Task description: Would you repeat the listing exactly but omit every picture?

Extracted data entries:
***
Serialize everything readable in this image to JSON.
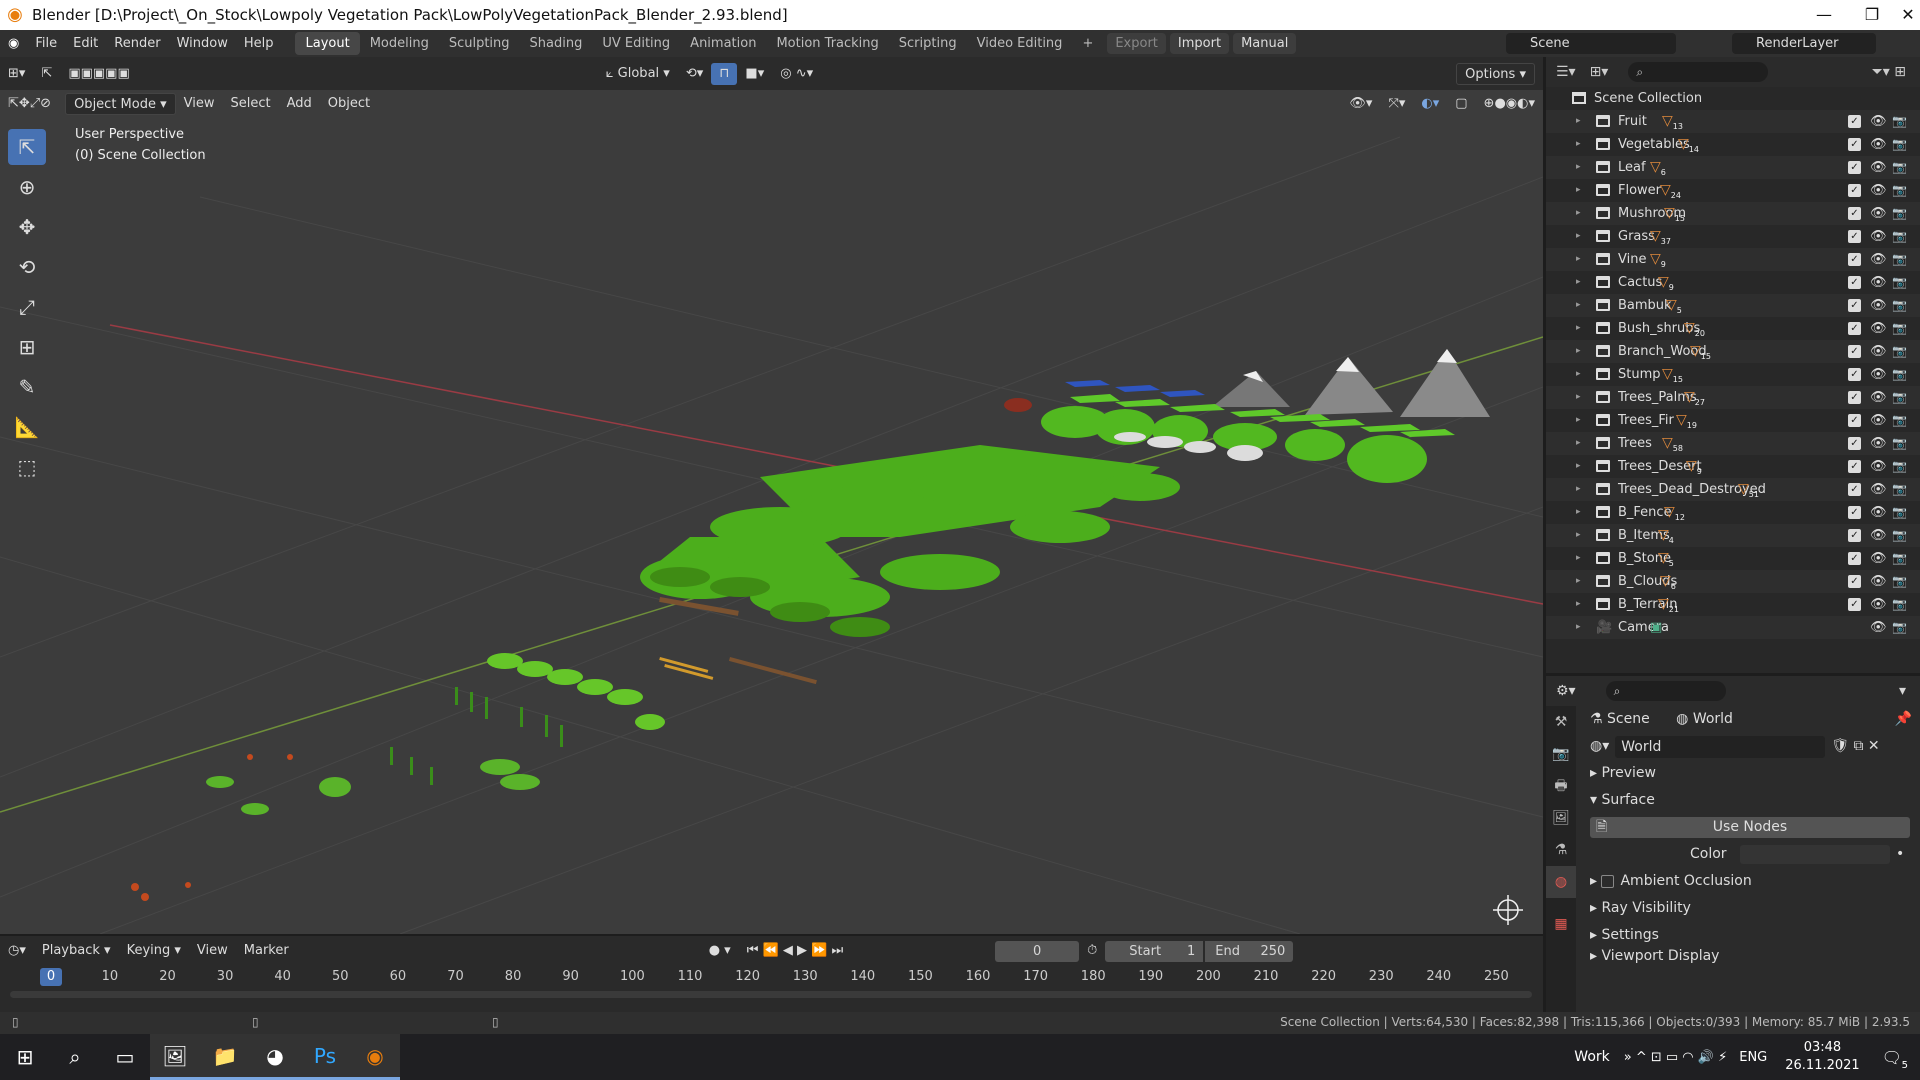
{
  "window": {
    "title": "Blender [D:\\Project\\_On_Stock\\Lowpoly Vegetation Pack\\LowPolyVegetationPack_Blender_2.93.blend]"
  },
  "menu": [
    "File",
    "Edit",
    "Render",
    "Window",
    "Help"
  ],
  "workspaces": [
    {
      "label": "Layout",
      "active": true
    },
    {
      "label": "Modeling"
    },
    {
      "label": "Sculpting"
    },
    {
      "label": "Shading"
    },
    {
      "label": "UV Editing"
    },
    {
      "label": "Animation"
    },
    {
      "label": "Motion Tracking"
    },
    {
      "label": "Scripting"
    },
    {
      "label": "Video Editing"
    }
  ],
  "top_buttons": {
    "export": "Export",
    "import": "Import",
    "manual": "Manual"
  },
  "scene_name": "Scene",
  "render_layer": "RenderLayer",
  "viewport": {
    "transform": "Global",
    "options": "Options",
    "mode": "Object Mode",
    "menus": [
      "View",
      "Select",
      "Add",
      "Object"
    ],
    "perspective_label": "User Perspective",
    "collection_label": "(0) Scene Collection"
  },
  "outliner": {
    "root": "Scene Collection",
    "items": [
      {
        "name": "Fruit",
        "count": "13"
      },
      {
        "name": "Vegetables",
        "count": "14"
      },
      {
        "name": "Leaf",
        "count": "6"
      },
      {
        "name": "Flower",
        "count": "24"
      },
      {
        "name": "Mushroom",
        "count": "15"
      },
      {
        "name": "Grass",
        "count": "37"
      },
      {
        "name": "Vine",
        "count": "9"
      },
      {
        "name": "Cactus",
        "count": "9"
      },
      {
        "name": "Bambuk",
        "count": "5"
      },
      {
        "name": "Bush_shrubs",
        "count": "20"
      },
      {
        "name": "Branch_Wood",
        "count": "15"
      },
      {
        "name": "Stump",
        "count": "15"
      },
      {
        "name": "Trees_Palms",
        "count": "27"
      },
      {
        "name": "Trees_Fir",
        "count": "19"
      },
      {
        "name": "Trees",
        "count": "58"
      },
      {
        "name": "Trees_Desert",
        "count": "9"
      },
      {
        "name": "Trees_Dead_Destroyed",
        "count": "51"
      },
      {
        "name": "B_Fence",
        "count": "12"
      },
      {
        "name": "B_Items",
        "count": "4"
      },
      {
        "name": "B_Stone",
        "count": "5"
      },
      {
        "name": "B_Clouds",
        "count": "6"
      },
      {
        "name": "B_Terrain",
        "count": "21"
      },
      {
        "name": "Camera",
        "count": ""
      }
    ]
  },
  "properties": {
    "breadcrumb_scene": "Scene",
    "breadcrumb_world": "World",
    "world_name": "World",
    "panels": {
      "preview": "Preview",
      "surface": "Surface",
      "use_nodes": "Use Nodes",
      "color": "Color",
      "ambient_occlusion": "Ambient Occlusion",
      "ray_visibility": "Ray Visibility",
      "settings": "Settings",
      "viewport_display": "Viewport Display"
    }
  },
  "timeline": {
    "menus": [
      "Playback",
      "Keying",
      "View",
      "Marker"
    ],
    "current_frame": "0",
    "start_label": "Start",
    "start": "1",
    "end_label": "End",
    "end": "250",
    "ticks": [
      "0",
      "10",
      "20",
      "30",
      "40",
      "50",
      "60",
      "70",
      "80",
      "90",
      "100",
      "110",
      "120",
      "130",
      "140",
      "150",
      "160",
      "170",
      "180",
      "190",
      "200",
      "210",
      "220",
      "230",
      "240",
      "250"
    ]
  },
  "statusbar": {
    "text": "Scene Collection | Verts:64,530 | Faces:82,398 | Tris:115,366 | Objects:0/393 | Memory: 85.7 MiB | 2.93.5"
  },
  "taskbar": {
    "work": "Work",
    "lang": "ENG",
    "time": "03:48",
    "date": "26.11.2021",
    "notif": "5"
  }
}
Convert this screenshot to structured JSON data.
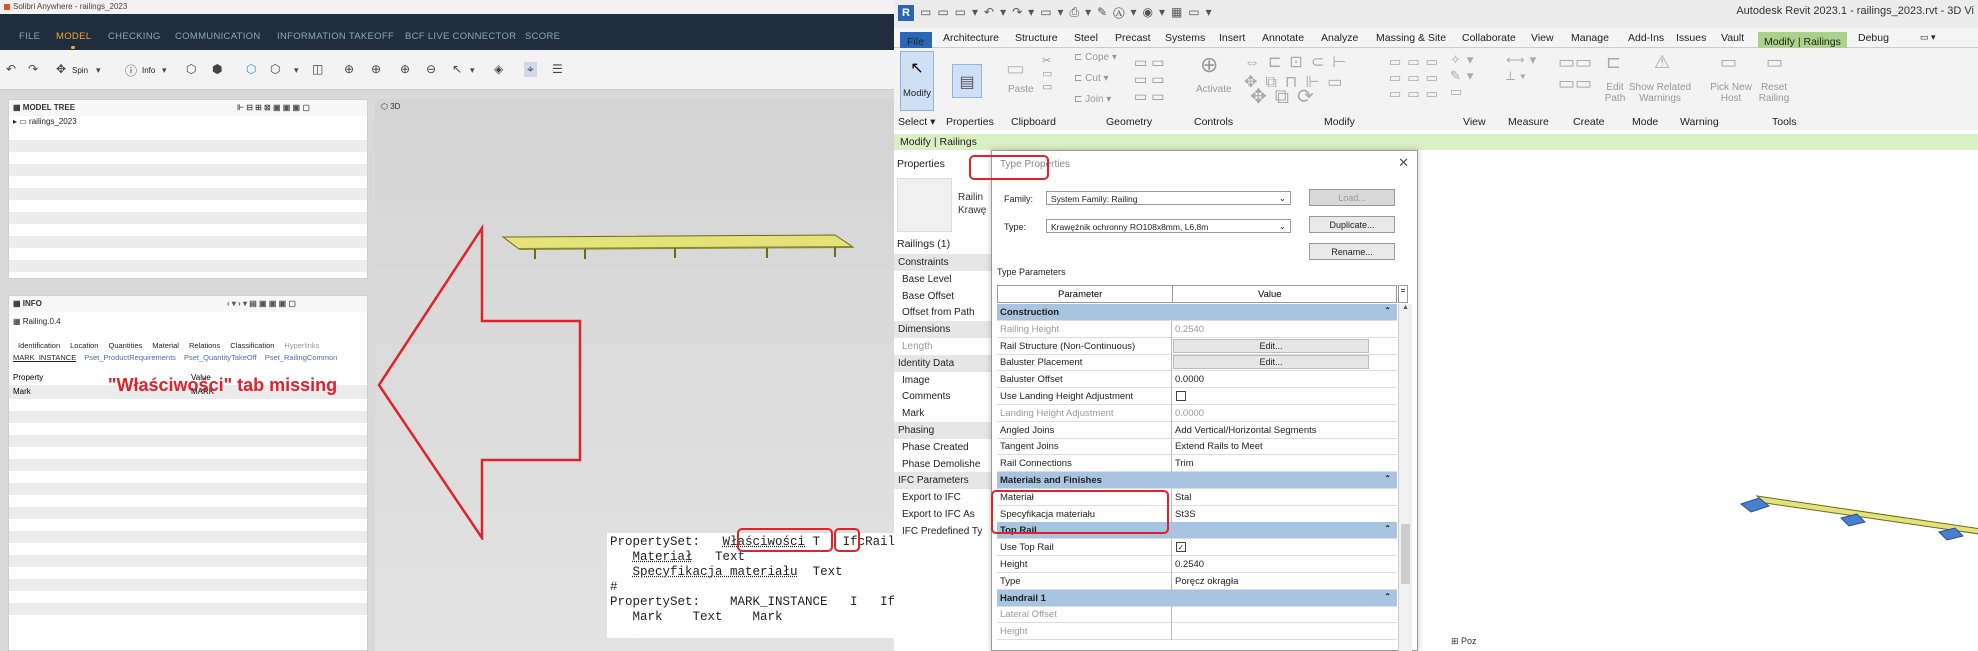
***
The result:
Serialize everything readable in this image to JSON.
{
  "window": {
    "title": "Blender [D:\\Project\\_On_Stock\\Lowpoly Vegetation Pack\\LowPolyVegetationPack_Blender_2.93.blend]"
  },
  "menu": [
    "File",
    "Edit",
    "Render",
    "Window",
    "Help"
  ],
  "workspaces": [
    {
      "label": "Layout",
      "active": true
    },
    {
      "label": "Modeling"
    },
    {
      "label": "Sculpting"
    },
    {
      "label": "Shading"
    },
    {
      "label": "UV Editing"
    },
    {
      "label": "Animation"
    },
    {
      "label": "Motion Tracking"
    },
    {
      "label": "Scripting"
    },
    {
      "label": "Video Editing"
    }
  ],
  "top_buttons": {
    "export": "Export",
    "import": "Import",
    "manual": "Manual"
  },
  "scene_name": "Scene",
  "render_layer": "RenderLayer",
  "viewport": {
    "transform": "Global",
    "options": "Options",
    "mode": "Object Mode",
    "menus": [
      "View",
      "Select",
      "Add",
      "Object"
    ],
    "perspective_label": "User Perspective",
    "collection_label": "(0) Scene Collection"
  },
  "outliner": {
    "root": "Scene Collection",
    "items": [
      {
        "name": "Fruit",
        "count": "13"
      },
      {
        "name": "Vegetables",
        "count": "14"
      },
      {
        "name": "Leaf",
        "count": "6"
      },
      {
        "name": "Flower",
        "count": "24"
      },
      {
        "name": "Mushroom",
        "count": "15"
      },
      {
        "name": "Grass",
        "count": "37"
      },
      {
        "name": "Vine",
        "count": "9"
      },
      {
        "name": "Cactus",
        "count": "9"
      },
      {
        "name": "Bambuk",
        "count": "5"
      },
      {
        "name": "Bush_shrubs",
        "count": "20"
      },
      {
        "name": "Branch_Wood",
        "count": "15"
      },
      {
        "name": "Stump",
        "count": "15"
      },
      {
        "name": "Trees_Palms",
        "count": "27"
      },
      {
        "name": "Trees_Fir",
        "count": "19"
      },
      {
        "name": "Trees",
        "count": "58"
      },
      {
        "name": "Trees_Desert",
        "count": "9"
      },
      {
        "name": "Trees_Dead_Destroyed",
        "count": "51"
      },
      {
        "name": "B_Fence",
        "count": "12"
      },
      {
        "name": "B_Items",
        "count": "4"
      },
      {
        "name": "B_Stone",
        "count": "5"
      },
      {
        "name": "B_Clouds",
        "count": "6"
      },
      {
        "name": "B_Terrain",
        "count": "21"
      },
      {
        "name": "Camera",
        "count": ""
      }
    ]
  },
  "properties": {
    "breadcrumb_scene": "Scene",
    "breadcrumb_world": "World",
    "world_name": "World",
    "panels": {
      "preview": "Preview",
      "surface": "Surface",
      "use_nodes": "Use Nodes",
      "color": "Color",
      "ambient_occlusion": "Ambient Occlusion",
      "ray_visibility": "Ray Visibility",
      "settings": "Settings",
      "viewport_display": "Viewport Display"
    }
  },
  "timeline": {
    "menus": [
      "Playback",
      "Keying",
      "View",
      "Marker"
    ],
    "current_frame": "0",
    "start_label": "Start",
    "start": "1",
    "end_label": "End",
    "end": "250",
    "ticks": [
      "0",
      "10",
      "20",
      "30",
      "40",
      "50",
      "60",
      "70",
      "80",
      "90",
      "100",
      "110",
      "120",
      "130",
      "140",
      "150",
      "160",
      "170",
      "180",
      "190",
      "200",
      "210",
      "220",
      "230",
      "240",
      "250"
    ]
  },
  "statusbar": {
    "text": "Scene Collection | Verts:64,530 | Faces:82,398 | Tris:115,366 | Objects:0/393 | Memory: 85.7 MiB | 2.93.5"
  },
  "taskbar": {
    "work": "Work",
    "lang": "ENG",
    "time": "03:48",
    "date": "26.11.2021",
    "notif": "5"
  }
}
Convert this screenshot to structured JSON data.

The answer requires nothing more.